## Aim of the exercise:
Out of the lines below, please list those that hold the string "maakt".
## START Entries
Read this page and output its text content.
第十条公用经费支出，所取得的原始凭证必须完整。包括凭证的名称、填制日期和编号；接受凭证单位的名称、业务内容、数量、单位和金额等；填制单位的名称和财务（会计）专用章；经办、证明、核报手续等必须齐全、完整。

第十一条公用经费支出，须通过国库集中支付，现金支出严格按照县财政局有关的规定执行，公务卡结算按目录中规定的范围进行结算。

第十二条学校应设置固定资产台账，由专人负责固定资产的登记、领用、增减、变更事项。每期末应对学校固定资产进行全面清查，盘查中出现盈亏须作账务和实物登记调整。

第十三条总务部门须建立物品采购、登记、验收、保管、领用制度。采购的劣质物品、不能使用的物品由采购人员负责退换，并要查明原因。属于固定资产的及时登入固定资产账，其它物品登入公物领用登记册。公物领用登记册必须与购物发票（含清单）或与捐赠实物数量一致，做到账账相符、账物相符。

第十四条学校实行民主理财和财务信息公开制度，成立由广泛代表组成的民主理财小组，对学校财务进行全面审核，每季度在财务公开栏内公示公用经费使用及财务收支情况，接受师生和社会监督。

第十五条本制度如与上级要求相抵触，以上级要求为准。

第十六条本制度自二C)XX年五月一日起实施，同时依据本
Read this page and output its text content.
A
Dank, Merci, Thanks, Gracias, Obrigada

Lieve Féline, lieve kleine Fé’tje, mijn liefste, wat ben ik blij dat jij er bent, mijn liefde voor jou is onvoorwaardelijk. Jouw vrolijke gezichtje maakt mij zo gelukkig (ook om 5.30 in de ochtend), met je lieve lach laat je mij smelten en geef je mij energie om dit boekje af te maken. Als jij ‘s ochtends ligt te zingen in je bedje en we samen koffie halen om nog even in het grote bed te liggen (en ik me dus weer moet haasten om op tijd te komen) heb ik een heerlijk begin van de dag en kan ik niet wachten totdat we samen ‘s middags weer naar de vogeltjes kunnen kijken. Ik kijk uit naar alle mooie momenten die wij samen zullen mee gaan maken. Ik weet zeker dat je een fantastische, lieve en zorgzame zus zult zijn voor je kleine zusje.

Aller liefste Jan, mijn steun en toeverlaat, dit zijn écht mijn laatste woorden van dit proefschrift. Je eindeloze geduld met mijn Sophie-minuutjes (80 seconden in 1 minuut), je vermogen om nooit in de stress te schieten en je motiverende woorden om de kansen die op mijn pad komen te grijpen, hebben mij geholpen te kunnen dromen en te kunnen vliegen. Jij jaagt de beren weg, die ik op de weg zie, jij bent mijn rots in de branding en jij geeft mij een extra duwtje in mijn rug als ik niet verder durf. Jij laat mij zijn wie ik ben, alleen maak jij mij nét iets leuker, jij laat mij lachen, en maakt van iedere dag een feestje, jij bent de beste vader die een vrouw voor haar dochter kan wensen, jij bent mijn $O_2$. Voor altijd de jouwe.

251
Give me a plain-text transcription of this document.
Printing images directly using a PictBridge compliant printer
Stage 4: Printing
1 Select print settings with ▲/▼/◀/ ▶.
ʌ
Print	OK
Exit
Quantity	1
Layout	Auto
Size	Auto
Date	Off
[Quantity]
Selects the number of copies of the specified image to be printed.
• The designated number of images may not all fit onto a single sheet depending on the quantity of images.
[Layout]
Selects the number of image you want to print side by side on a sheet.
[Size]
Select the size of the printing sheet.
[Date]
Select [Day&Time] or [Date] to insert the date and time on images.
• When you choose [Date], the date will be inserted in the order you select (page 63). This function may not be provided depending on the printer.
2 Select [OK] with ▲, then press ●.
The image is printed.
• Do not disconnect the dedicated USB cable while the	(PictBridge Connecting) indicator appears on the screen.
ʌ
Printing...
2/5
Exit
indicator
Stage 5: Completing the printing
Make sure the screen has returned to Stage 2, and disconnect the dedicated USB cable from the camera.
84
## END Entries
## Written answer:
Lieve Féline, lieve kleine Fé’tje, mijn liefste, wat ben ik blij dat jij er bent, mijn liefde voor jou is onvoorwaardelijk. Jouw vrolijke gezichtje maakt mij zo gelukkig (ook om 5.30 in de ochtend), met je lieve lach laat je mij smelten en geef je mij energie om dit boekje af te maken. Als jij ‘s ochtends ligt te zingen in je bedje en we samen koffie halen om nog even in het grote bed te liggen (en ik me dus weer moet haasten om op tijd te komen) heb ik een heerlijk begin van de dag en kan ik niet wachten totdat we samen ‘s middags weer naar de vogeltjes kunnen kijken. Ik kijk uit naar alle mooie momenten die wij samen zullen mee gaan maken. Ik weet zeker dat je een fantastische, lieve en zorgzame zus zult zijn voor je kleine zusje.
Aller liefste Jan, mijn steun en toeverlaat, dit zijn écht mijn laatste woorden van dit proefschrift. Je eindeloze geduld met mijn Sophie-minuutjes (80 seconden in 1 minuut), je vermogen om nooit in de stress te schieten en je motiverende woorden om de kansen die op mijn pad komen te grijpen, hebben mij geholpen te kunnen dromen en te kunnen vliegen. Jij jaagt de beren weg, die ik op de weg zie, jij bent mijn rots in de branding en jij geeft mij een extra duwtje in mijn rug als ik niet verder durf. Jij laat mij zijn wie ik ben, alleen maak jij mij nét iets leuker, jij laat mij lachen, en maakt van iedere dag een feestje, jij bent de beste vader die een vrouw voor haar dochter kan wensen, jij bent mijn $O_2$. Voor altijd de jouwe.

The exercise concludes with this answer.